● Work item: In the abstract on ribonuclease A folding, what share of the disulfide bonds in the two-disulfide species did bond [65−72] account for?

Distribution of Disulfide Bonds in the Two-Disulfide Intermediates in the Regeneration of Bovine Pancreatic Ribonuclease A: Further Insights into the Folding Process

Abstract
The distribution of one-disulfide bonds in the two-disulfide intermediates in the oxidative refolding of bovine pancreatic ribonuclease A has been characterized. These two-disulfide intermediates were formed from the fully reduced denatured protein by oxidation with dithiothreitol, then blocked with AEMTS, purified by cation-exchange chromatography, enzymatically digested, and analyzed by reversed-phase high-performance liquid chromatography and mass spectrometry. The relative concentration of each of the 28 possible one-disulfide bonds in the two-disulfide ensemble was determined. Comparison with a statistical mechanical treatment of loop formation shows that the two-disulfide intermediates are probably compact. All 28 disulfide bonds were observed, demonstrating the absence of specific long-range interactions in these intermediates. Thermodynamic arguments suggest that the absence of such specific long-range interactions in the two-disulfide species may elevate the concentration of kinetically important three-disulfide intermediates and thereby increase the folding rate. Bond [65−72] was found to make up ∼27% of the disulfide bonds of the two-disulfide species, significantly more than all other disulfides, because of stabilization by loop entropy factors and an energetically favorable β-turn. This turn may be one of several chain-folding initiation sites, accelerating folding by decreasing the dimensionality of the conformational space that has to be searched.

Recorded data
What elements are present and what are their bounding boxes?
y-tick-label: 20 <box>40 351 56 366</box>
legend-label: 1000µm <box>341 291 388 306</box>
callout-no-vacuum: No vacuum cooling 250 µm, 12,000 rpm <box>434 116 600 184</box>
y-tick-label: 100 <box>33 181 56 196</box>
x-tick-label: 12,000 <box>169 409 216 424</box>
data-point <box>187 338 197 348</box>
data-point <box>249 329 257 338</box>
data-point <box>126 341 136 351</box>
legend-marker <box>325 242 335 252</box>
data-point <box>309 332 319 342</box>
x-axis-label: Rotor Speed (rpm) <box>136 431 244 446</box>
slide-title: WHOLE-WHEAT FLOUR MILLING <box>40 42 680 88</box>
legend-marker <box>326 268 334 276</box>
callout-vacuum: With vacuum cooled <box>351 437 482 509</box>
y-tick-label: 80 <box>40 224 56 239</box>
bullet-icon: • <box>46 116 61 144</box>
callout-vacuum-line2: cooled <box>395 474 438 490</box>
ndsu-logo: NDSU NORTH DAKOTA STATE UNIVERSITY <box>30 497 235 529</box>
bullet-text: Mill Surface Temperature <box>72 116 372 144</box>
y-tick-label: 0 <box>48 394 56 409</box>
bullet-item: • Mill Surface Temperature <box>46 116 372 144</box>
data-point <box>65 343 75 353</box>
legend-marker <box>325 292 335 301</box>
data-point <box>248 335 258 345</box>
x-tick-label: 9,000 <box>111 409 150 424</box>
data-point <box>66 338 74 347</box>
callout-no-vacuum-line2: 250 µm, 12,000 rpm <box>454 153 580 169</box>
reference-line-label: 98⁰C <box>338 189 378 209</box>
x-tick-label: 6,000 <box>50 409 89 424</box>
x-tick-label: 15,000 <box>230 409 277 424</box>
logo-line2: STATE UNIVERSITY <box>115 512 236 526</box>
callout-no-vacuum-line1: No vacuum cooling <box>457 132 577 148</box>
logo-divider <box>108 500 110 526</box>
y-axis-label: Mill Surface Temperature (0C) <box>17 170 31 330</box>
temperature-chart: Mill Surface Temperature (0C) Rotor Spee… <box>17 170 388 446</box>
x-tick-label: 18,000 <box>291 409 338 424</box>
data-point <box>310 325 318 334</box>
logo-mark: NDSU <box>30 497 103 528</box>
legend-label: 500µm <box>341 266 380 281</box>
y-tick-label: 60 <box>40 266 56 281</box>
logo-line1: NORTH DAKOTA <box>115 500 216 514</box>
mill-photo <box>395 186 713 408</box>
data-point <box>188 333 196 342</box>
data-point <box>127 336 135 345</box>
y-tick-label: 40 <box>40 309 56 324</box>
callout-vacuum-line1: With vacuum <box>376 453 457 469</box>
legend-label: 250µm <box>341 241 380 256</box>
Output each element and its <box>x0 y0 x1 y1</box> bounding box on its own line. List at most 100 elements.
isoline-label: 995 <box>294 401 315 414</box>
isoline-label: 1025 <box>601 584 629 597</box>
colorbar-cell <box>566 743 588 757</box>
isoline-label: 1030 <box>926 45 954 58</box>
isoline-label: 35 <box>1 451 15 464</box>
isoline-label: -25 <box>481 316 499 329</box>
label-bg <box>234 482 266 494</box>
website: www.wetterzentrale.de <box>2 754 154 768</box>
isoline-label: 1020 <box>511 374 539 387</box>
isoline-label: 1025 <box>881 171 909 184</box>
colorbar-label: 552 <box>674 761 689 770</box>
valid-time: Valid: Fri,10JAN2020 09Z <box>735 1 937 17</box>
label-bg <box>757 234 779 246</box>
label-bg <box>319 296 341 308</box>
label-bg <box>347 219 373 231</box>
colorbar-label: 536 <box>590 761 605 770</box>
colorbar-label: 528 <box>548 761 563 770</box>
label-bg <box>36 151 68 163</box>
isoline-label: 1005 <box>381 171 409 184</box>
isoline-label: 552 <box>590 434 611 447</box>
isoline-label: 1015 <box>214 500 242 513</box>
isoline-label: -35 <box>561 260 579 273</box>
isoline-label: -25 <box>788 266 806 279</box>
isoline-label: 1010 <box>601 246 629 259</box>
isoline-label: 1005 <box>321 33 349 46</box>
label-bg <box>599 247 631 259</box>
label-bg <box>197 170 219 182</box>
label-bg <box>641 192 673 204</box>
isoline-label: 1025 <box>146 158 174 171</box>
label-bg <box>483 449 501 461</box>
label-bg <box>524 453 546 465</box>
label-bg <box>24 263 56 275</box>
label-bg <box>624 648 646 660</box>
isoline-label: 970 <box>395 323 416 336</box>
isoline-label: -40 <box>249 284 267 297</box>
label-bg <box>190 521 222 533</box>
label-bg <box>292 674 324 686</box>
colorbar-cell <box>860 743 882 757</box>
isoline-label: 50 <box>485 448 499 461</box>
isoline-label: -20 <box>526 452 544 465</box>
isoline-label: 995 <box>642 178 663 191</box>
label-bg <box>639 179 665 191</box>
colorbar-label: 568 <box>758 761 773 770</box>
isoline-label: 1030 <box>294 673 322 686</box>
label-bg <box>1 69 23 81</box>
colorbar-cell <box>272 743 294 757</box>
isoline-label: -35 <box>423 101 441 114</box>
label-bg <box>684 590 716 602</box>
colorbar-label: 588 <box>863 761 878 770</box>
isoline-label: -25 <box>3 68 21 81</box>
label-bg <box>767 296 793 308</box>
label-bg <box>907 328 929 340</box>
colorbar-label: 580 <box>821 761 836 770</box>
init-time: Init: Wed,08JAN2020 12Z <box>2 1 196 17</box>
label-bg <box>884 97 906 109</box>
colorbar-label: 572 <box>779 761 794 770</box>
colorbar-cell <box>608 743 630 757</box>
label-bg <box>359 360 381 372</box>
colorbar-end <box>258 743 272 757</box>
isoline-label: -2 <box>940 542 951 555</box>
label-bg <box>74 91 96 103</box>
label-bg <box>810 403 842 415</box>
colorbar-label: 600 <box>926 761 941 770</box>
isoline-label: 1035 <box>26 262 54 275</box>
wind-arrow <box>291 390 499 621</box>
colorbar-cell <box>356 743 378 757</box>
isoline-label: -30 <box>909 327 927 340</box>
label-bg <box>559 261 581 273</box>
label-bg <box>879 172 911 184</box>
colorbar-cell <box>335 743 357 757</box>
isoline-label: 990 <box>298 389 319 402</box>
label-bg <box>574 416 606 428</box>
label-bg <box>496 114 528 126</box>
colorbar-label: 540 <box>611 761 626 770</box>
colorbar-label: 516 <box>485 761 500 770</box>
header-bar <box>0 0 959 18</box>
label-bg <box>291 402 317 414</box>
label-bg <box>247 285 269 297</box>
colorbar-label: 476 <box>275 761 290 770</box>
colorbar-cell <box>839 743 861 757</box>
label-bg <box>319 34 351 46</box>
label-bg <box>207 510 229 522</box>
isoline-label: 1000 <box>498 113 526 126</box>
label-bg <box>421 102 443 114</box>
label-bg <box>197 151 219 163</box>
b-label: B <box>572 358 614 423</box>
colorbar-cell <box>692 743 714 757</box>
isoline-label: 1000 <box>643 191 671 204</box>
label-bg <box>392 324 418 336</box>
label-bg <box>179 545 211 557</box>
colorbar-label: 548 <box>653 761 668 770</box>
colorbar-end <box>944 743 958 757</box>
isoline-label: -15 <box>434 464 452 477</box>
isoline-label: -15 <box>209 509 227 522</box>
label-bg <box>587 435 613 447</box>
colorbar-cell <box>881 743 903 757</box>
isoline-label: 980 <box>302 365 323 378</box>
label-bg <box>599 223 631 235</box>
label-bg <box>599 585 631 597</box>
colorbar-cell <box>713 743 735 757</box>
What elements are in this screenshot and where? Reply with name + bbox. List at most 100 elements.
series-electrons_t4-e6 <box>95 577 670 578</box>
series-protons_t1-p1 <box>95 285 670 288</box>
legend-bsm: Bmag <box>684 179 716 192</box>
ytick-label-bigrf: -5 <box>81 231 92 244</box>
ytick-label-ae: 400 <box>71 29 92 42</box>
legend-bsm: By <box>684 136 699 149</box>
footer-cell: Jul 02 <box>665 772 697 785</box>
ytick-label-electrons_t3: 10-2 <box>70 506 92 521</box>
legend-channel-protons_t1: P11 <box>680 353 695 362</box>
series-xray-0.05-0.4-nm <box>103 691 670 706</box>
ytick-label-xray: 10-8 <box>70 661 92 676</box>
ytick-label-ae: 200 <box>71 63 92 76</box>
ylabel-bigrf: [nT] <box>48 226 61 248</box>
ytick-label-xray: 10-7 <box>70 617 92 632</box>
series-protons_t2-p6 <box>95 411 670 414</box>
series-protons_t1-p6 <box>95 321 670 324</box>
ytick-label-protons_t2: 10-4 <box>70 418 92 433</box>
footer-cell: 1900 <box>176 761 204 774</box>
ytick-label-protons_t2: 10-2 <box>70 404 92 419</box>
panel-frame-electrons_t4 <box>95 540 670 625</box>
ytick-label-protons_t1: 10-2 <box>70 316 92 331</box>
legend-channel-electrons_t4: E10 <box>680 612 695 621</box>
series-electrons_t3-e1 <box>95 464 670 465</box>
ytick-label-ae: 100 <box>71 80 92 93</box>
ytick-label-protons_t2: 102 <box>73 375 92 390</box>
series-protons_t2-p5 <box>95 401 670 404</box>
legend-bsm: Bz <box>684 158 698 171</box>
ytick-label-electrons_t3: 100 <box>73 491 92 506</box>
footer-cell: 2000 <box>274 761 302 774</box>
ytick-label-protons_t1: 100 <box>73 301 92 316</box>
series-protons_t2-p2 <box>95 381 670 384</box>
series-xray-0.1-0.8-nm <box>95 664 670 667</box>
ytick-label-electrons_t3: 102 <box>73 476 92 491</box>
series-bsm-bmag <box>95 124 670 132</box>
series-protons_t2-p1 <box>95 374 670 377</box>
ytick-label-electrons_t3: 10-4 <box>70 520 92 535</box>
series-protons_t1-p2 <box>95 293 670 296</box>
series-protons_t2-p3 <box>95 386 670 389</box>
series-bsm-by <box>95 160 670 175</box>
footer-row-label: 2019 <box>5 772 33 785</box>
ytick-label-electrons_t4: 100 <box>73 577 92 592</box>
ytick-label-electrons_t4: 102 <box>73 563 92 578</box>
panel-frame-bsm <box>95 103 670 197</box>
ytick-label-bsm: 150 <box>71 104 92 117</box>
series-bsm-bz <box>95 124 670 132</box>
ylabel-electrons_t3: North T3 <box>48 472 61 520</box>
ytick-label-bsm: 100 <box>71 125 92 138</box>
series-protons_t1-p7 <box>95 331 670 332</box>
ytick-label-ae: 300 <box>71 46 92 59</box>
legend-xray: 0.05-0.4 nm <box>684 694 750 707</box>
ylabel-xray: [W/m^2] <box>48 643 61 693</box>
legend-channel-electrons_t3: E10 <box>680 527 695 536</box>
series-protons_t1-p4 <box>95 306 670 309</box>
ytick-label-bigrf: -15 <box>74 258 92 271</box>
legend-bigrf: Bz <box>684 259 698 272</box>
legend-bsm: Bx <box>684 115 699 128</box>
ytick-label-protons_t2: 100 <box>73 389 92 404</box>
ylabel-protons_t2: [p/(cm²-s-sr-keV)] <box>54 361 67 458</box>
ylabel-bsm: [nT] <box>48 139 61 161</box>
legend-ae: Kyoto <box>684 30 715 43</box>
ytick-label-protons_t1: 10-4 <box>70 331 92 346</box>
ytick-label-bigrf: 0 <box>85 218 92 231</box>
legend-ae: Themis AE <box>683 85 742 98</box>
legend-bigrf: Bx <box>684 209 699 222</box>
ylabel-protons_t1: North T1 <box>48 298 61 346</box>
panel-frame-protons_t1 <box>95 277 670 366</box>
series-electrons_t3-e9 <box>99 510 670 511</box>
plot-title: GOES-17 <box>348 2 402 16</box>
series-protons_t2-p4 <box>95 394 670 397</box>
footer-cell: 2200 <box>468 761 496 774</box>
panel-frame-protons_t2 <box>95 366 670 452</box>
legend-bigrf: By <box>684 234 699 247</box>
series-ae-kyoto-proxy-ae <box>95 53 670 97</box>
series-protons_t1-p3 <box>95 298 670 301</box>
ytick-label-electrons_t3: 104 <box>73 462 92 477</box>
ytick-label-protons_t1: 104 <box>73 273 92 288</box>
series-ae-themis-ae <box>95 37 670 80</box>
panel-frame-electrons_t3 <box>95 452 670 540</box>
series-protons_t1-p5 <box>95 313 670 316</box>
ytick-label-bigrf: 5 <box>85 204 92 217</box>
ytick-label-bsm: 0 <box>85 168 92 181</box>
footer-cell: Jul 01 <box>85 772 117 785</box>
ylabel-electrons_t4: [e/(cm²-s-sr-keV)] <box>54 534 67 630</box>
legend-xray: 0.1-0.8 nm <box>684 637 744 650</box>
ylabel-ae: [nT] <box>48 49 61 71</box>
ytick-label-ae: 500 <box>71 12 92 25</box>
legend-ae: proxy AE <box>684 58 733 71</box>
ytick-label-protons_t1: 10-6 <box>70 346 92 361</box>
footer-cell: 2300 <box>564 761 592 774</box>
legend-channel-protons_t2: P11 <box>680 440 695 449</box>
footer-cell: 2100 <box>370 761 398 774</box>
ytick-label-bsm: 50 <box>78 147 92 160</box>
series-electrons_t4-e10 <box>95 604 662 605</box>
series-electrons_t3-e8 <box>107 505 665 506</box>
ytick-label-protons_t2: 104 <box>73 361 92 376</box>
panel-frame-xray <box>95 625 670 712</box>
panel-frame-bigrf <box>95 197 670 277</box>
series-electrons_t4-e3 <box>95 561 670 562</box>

● Solution below: About 27%.